(Data entries for graphics)
- - - - - - -

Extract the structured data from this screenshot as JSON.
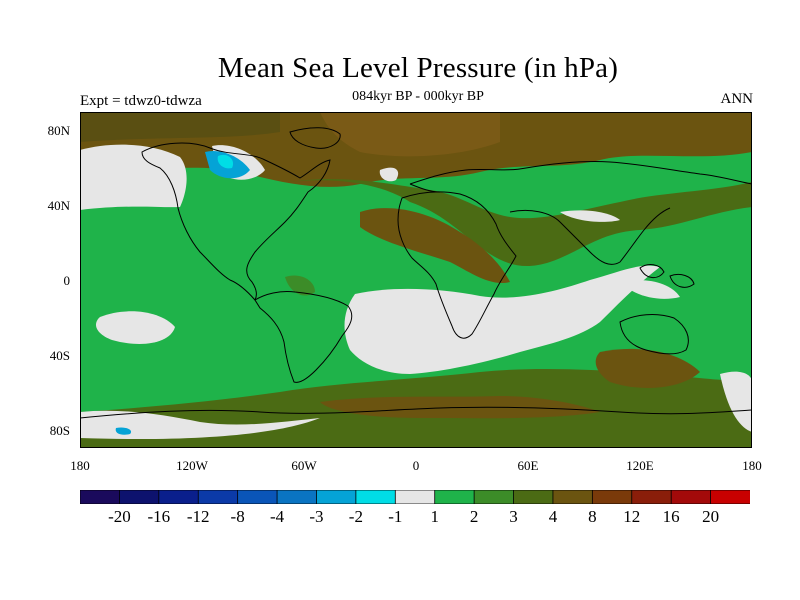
{
  "title": "Mean Sea Level Pressure (in hPa)",
  "subtitle": "084kyr BP - 000kyr BP",
  "experiment_label": "Expt = tdwz0-tdwza",
  "season_label": "ANN",
  "lat_labels": [
    "80N",
    "40N",
    "0",
    "40S",
    "80S"
  ],
  "lon_labels": [
    "180",
    "120W",
    "60W",
    "0",
    "60E",
    "120E",
    "180"
  ],
  "colorbar": {
    "colors": [
      "#1a0a5c",
      "#0d126e",
      "#0a1f8c",
      "#0b3aa8",
      "#0a55b8",
      "#0a74c2",
      "#05a3d6",
      "#00dde6",
      "#e6e6e6",
      "#1fb34a",
      "#3c8c28",
      "#4b6b14",
      "#6b5410",
      "#7a3a0a",
      "#8a1e0a",
      "#a30a0a",
      "#c80000"
    ],
    "labels": [
      "-20",
      "-16",
      "-12",
      "-8",
      "-4",
      "-3",
      "-2",
      "-1",
      "1",
      "2",
      "3",
      "4",
      "8",
      "12",
      "16",
      "20"
    ]
  },
  "map_colors": {
    "ocean_base": "#1fb34a",
    "neutral": "#e6e6e6",
    "low_pos": "#3c8c28",
    "mid_pos": "#4b6b14",
    "high_pos": "#6b5410",
    "negative": "#05a3d6",
    "strong_negative": "#00dde6"
  }
}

- - - - - - -

Transcribe the entries above verbatim, omitting their pictures.

Extract the structured data from this screenshot as JSON.
{
  "title": "Mean Sea Level Pressure (in hPa)",
  "subtitle": "084kyr BP - 000kyr BP",
  "experiment_label": "Expt = tdwz0-tdwza",
  "season_label": "ANN",
  "lat_labels": [
    "80N",
    "40N",
    "0",
    "40S",
    "80S"
  ],
  "lon_labels": [
    "180",
    "120W",
    "60W",
    "0",
    "60E",
    "120E",
    "180"
  ],
  "colorbar": {
    "colors": [
      "#1a0a5c",
      "#0d126e",
      "#0a1f8c",
      "#0b3aa8",
      "#0a55b8",
      "#0a74c2",
      "#05a3d6",
      "#00dde6",
      "#e6e6e6",
      "#1fb34a",
      "#3c8c28",
      "#4b6b14",
      "#6b5410",
      "#7a3a0a",
      "#8a1e0a",
      "#a30a0a",
      "#c80000"
    ],
    "labels": [
      "-20",
      "-16",
      "-12",
      "-8",
      "-4",
      "-3",
      "-2",
      "-1",
      "1",
      "2",
      "3",
      "4",
      "8",
      "12",
      "16",
      "20"
    ]
  },
  "map_colors": {
    "ocean_base": "#1fb34a",
    "neutral": "#e6e6e6",
    "low_pos": "#3c8c28",
    "mid_pos": "#4b6b14",
    "high_pos": "#6b5410",
    "negative": "#05a3d6",
    "strong_negative": "#00dde6"
  }
}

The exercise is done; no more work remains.